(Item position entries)
## BEGIN

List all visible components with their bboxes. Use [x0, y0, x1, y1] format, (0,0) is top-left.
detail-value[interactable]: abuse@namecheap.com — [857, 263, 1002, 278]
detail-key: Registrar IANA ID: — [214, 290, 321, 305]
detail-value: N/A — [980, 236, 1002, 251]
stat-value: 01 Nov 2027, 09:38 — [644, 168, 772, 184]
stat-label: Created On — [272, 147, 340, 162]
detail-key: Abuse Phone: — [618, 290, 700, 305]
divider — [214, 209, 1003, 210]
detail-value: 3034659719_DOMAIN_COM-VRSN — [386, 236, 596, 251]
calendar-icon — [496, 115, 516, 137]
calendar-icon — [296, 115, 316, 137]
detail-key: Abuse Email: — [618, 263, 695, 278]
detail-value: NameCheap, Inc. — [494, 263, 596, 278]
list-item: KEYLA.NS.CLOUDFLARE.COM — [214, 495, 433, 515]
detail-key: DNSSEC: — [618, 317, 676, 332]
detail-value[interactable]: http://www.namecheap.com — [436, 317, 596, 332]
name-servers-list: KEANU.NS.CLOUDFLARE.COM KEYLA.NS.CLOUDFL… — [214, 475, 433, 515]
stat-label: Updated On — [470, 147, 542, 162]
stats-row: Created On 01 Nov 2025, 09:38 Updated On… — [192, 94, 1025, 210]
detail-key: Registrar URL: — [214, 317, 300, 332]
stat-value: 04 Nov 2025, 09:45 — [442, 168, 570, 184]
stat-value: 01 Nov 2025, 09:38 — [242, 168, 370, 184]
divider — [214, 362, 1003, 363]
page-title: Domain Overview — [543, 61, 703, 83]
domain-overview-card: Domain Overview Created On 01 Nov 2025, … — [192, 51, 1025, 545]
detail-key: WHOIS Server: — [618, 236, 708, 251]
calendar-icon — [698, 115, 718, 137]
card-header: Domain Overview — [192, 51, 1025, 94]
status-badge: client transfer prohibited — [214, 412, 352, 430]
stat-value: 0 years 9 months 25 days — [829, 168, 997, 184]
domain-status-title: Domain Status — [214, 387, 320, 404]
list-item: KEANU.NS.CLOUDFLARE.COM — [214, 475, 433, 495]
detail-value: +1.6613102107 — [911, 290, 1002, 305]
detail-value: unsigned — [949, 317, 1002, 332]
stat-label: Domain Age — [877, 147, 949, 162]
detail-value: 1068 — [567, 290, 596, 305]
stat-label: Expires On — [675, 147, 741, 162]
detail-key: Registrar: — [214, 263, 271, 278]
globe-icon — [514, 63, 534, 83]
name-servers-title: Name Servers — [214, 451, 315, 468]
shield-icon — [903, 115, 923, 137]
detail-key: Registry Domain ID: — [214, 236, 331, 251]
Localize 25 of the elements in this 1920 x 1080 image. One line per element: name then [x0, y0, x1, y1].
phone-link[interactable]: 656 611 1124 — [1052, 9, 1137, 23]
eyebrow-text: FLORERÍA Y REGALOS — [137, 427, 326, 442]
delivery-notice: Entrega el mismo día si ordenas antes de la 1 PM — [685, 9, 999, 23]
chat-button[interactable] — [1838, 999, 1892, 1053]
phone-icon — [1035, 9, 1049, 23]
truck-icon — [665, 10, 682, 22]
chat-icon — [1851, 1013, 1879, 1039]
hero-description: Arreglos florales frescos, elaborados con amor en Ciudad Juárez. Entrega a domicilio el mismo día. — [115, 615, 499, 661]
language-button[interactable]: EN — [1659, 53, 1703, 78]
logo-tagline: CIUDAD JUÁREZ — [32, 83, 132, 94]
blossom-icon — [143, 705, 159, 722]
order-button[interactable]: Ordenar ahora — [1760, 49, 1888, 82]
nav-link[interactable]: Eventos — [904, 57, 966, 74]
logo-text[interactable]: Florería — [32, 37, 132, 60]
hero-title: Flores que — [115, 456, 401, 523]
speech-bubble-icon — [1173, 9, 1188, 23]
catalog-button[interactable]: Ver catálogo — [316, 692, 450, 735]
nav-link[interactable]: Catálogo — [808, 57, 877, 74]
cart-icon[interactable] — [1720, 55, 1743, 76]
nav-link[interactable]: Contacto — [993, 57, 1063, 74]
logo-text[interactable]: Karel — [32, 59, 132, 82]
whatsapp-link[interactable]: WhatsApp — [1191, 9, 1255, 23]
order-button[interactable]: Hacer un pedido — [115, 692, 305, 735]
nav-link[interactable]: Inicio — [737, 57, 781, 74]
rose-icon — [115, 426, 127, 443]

## END

Objective
Rewrite these lines with every "calendar-icon" switched to "date-icon", keeping everything else the same.

Final answer
List all visible components with their bboxes. Use [x0, y0, x1, y1] format, (0,0) is top-left.
detail-value[interactable]: abuse@namecheap.com — [857, 263, 1002, 278]
detail-key: Registrar IANA ID: — [214, 290, 321, 305]
detail-value: N/A — [980, 236, 1002, 251]
stat-value: 01 Nov 2027, 09:38 — [644, 168, 772, 184]
stat-label: Created On — [272, 147, 340, 162]
detail-key: Abuse Phone: — [618, 290, 700, 305]
divider — [214, 209, 1003, 210]
detail-value: 3034659719_DOMAIN_COM-VRSN — [386, 236, 596, 251]
date-icon — [496, 115, 516, 137]
date-icon — [296, 115, 316, 137]
detail-key: Abuse Email: — [618, 263, 695, 278]
detail-value: NameCheap, Inc. — [494, 263, 596, 278]
list-item: KEYLA.NS.CLOUDFLARE.COM — [214, 495, 433, 515]
detail-key: DNSSEC: — [618, 317, 676, 332]
detail-value[interactable]: http://www.namecheap.com — [436, 317, 596, 332]
name-servers-list: KEANU.NS.CLOUDFLARE.COM KEYLA.NS.CLOUDFL… — [214, 475, 433, 515]
stat-label: Updated On — [470, 147, 542, 162]
stats-row: Created On 01 Nov 2025, 09:38 Updated On… — [192, 94, 1025, 210]
detail-key: Registrar URL: — [214, 317, 300, 332]
stat-value: 04 Nov 2025, 09:45 — [442, 168, 570, 184]
stat-value: 01 Nov 2025, 09:38 — [242, 168, 370, 184]
divider — [214, 362, 1003, 363]
page-title: Domain Overview — [543, 61, 703, 83]
domain-overview-card: Domain Overview Created On 01 Nov 2025, … — [192, 51, 1025, 545]
detail-key: WHOIS Server: — [618, 236, 708, 251]
date-icon — [698, 115, 718, 137]
card-header: Domain Overview — [192, 51, 1025, 94]
status-badge: client transfer prohibited — [214, 412, 352, 430]
stat-value: 0 years 9 months 25 days — [829, 168, 997, 184]
domain-status-title: Domain Status — [214, 387, 320, 404]
list-item: KEANU.NS.CLOUDFLARE.COM — [214, 475, 433, 495]
detail-value: +1.6613102107 — [911, 290, 1002, 305]
detail-value: unsigned — [949, 317, 1002, 332]
stat-label: Domain Age — [877, 147, 949, 162]
detail-value: 1068 — [567, 290, 596, 305]
stat-label: Expires On — [675, 147, 741, 162]
detail-key: Registrar: — [214, 263, 271, 278]
globe-icon — [514, 63, 534, 83]
name-servers-title: Name Servers — [214, 451, 315, 468]
shield-icon — [903, 115, 923, 137]
detail-key: Registry Domain ID: — [214, 236, 331, 251]
Localize 25 of the elements in this 1920 x 1080 image. One line per element: name then [x0, y0, x1, y1].
phone-link[interactable]: 656 611 1124 — [1052, 9, 1137, 23]
eyebrow-text: FLORERÍA Y REGALOS — [137, 427, 326, 442]
delivery-notice: Entrega el mismo día si ordenas antes de la 1 PM — [685, 9, 999, 23]
chat-button[interactable] — [1838, 999, 1892, 1053]
phone-icon — [1035, 9, 1049, 23]
truck-icon — [665, 10, 682, 22]
chat-icon — [1851, 1013, 1879, 1039]
hero-description: Arreglos florales frescos, elaborados con amor en Ciudad Juárez. Entrega a domicilio el mismo día. — [115, 615, 499, 661]
language-button[interactable]: EN — [1659, 53, 1703, 78]
logo-tagline: CIUDAD JUÁREZ — [32, 83, 132, 94]
blossom-icon — [143, 705, 159, 722]
order-button[interactable]: Ordenar ahora — [1760, 49, 1888, 82]
nav-link[interactable]: Eventos — [904, 57, 966, 74]
logo-text[interactable]: Florería — [32, 37, 132, 60]
hero-title: Flores que — [115, 456, 401, 523]
speech-bubble-icon — [1173, 9, 1188, 23]
catalog-button[interactable]: Ver catálogo — [316, 692, 450, 735]
nav-link[interactable]: Catálogo — [808, 57, 877, 74]
cart-icon[interactable] — [1720, 55, 1743, 76]
nav-link[interactable]: Contacto — [993, 57, 1063, 74]
logo-text[interactable]: Karel — [32, 59, 132, 82]
whatsapp-link[interactable]: WhatsApp — [1191, 9, 1255, 23]
order-button[interactable]: Hacer un pedido — [115, 692, 305, 735]
nav-link[interactable]: Inicio — [737, 57, 781, 74]
rose-icon — [115, 426, 127, 443]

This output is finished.